Directions for this task:
Transcribe the material word for word, but without the images.

— Start Task inputs —

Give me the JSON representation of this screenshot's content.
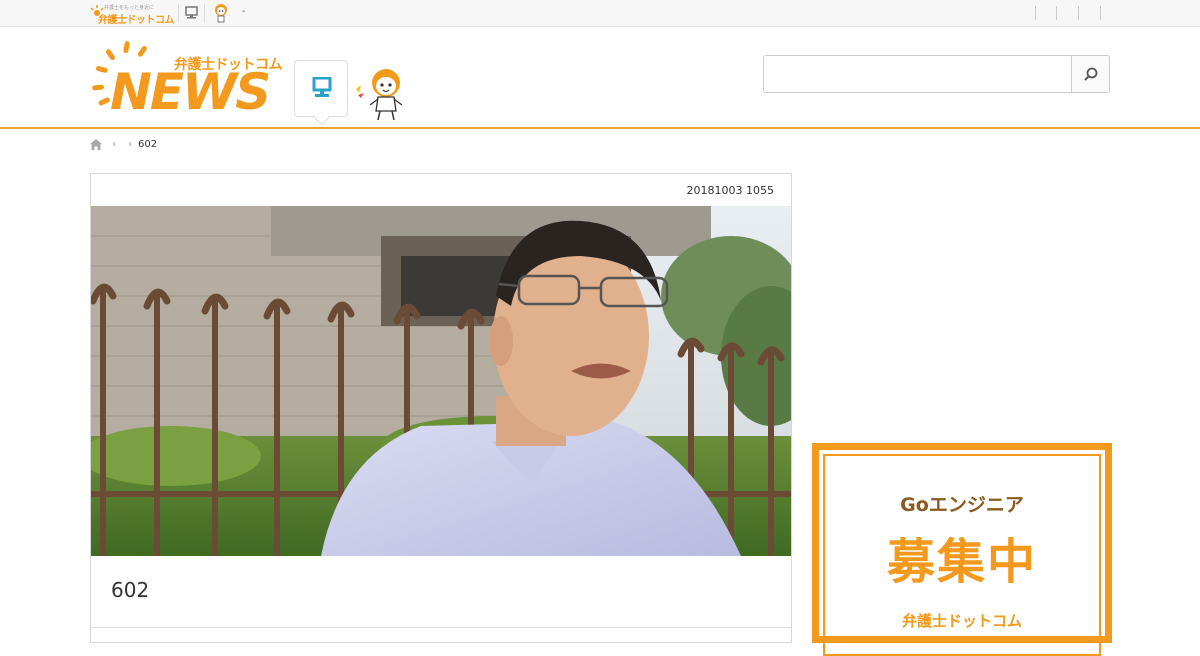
{
  "topbar": {
    "mini_logo_text": "弁護士ドットコム",
    "mini_logo_sub": "弁護士をもっと身近に",
    "dash": "-"
  },
  "header": {
    "logo_jp": "弁護士ドットコム",
    "logo_en": "NEWS"
  },
  "search": {
    "value": "",
    "placeholder": ""
  },
  "breadcrumb": {
    "home_icon": "home-icon",
    "current": "602"
  },
  "article": {
    "date": "20181003 1055",
    "title": "602"
  },
  "banner": {
    "line1": "Goエンジニア",
    "line2": "募集中",
    "line3": "弁護士ドットコム"
  },
  "colors": {
    "brand_orange": "#f39a1e",
    "header_rule": "#e8a42c",
    "pc_icon": "#2aa3c9"
  }
}
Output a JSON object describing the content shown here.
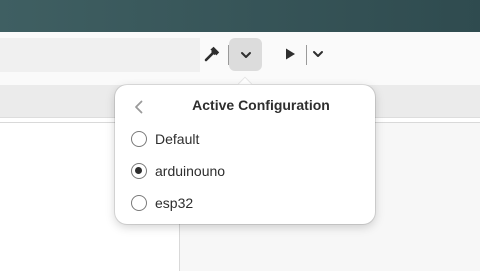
{
  "colors": {
    "titlebar": "#2f4b4f",
    "toolbar": "#fafafa",
    "active_button": "#dcdcdc",
    "popover_bg": "#ffffff",
    "text": "#2e2e2e"
  },
  "toolbar": {
    "build_icon": "hammer-icon",
    "build_menu_icon": "chevron-down-icon",
    "run_icon": "play-icon",
    "run_menu_icon": "chevron-down-icon"
  },
  "popover": {
    "back_icon": "chevron-left-icon",
    "title": "Active Configuration",
    "options": [
      {
        "label": "Default",
        "selected": false
      },
      {
        "label": "arduinouno",
        "selected": true
      },
      {
        "label": "esp32",
        "selected": false
      }
    ]
  }
}
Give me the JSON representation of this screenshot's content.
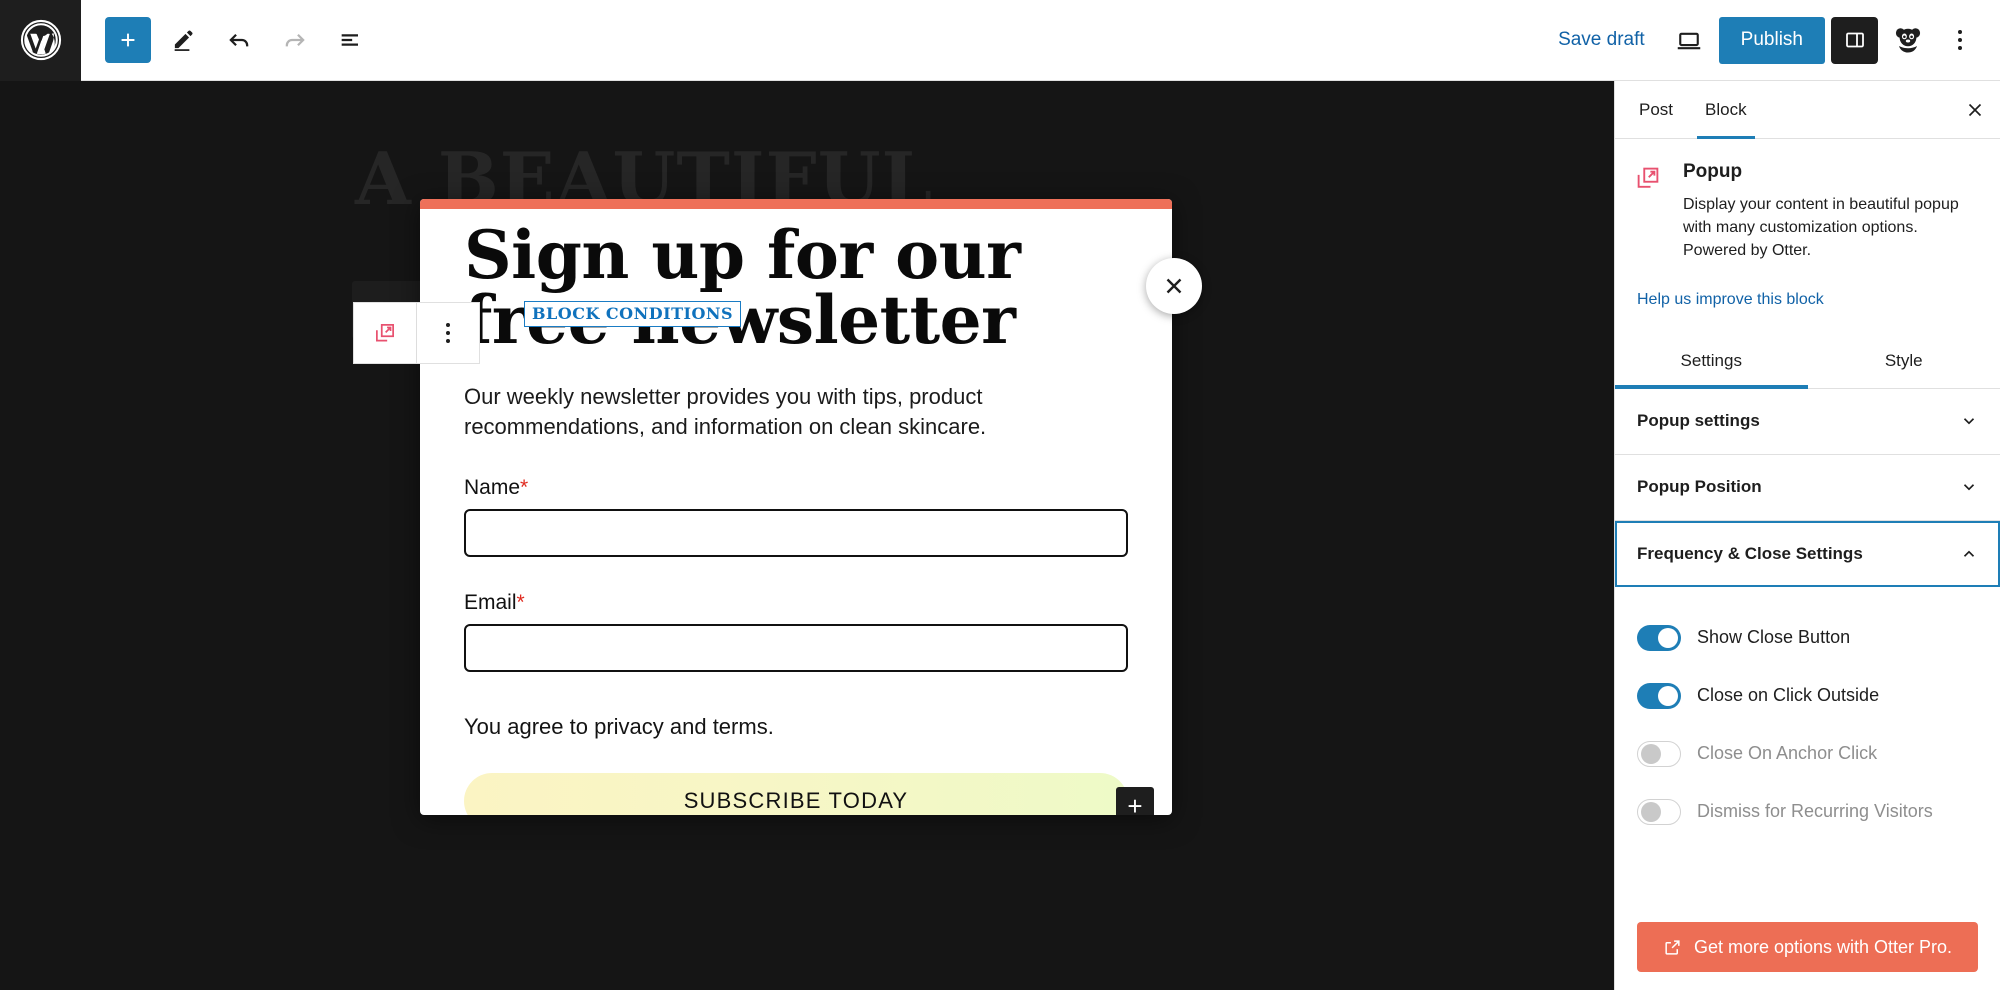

— End Task inputs —

Answer to the problem:
Give me the JSON representation of this screenshot's content.
{
  "topbar": {
    "mini_logo_text": "弁護士ドットコム",
    "mini_logo_sub": "弁護士をもっと身近に",
    "dash": "-"
  },
  "header": {
    "logo_jp": "弁護士ドットコム",
    "logo_en": "NEWS"
  },
  "search": {
    "value": "",
    "placeholder": ""
  },
  "breadcrumb": {
    "home_icon": "home-icon",
    "current": "602"
  },
  "article": {
    "date": "20181003 1055",
    "title": "602"
  },
  "banner": {
    "line1": "Goエンジニア",
    "line2": "募集中",
    "line3": "弁護士ドットコム"
  },
  "colors": {
    "brand_orange": "#f39a1e",
    "header_rule": "#e8a42c",
    "pc_icon": "#2aa3c9"
  }
}
Output a JSON object describing the content shown here.
{
  "colors": {
    "titlebar": "#2f4b4f",
    "toolbar": "#fafafa",
    "active_button": "#dcdcdc",
    "popover_bg": "#ffffff",
    "text": "#2e2e2e"
  },
  "toolbar": {
    "build_icon": "hammer-icon",
    "build_menu_icon": "chevron-down-icon",
    "run_icon": "play-icon",
    "run_menu_icon": "chevron-down-icon"
  },
  "popover": {
    "back_icon": "chevron-left-icon",
    "title": "Active Configuration",
    "options": [
      {
        "label": "Default",
        "selected": false
      },
      {
        "label": "arduinouno",
        "selected": true
      },
      {
        "label": "esp32",
        "selected": false
      }
    ]
  }
}
Give me the JSON representation of this screenshot's content.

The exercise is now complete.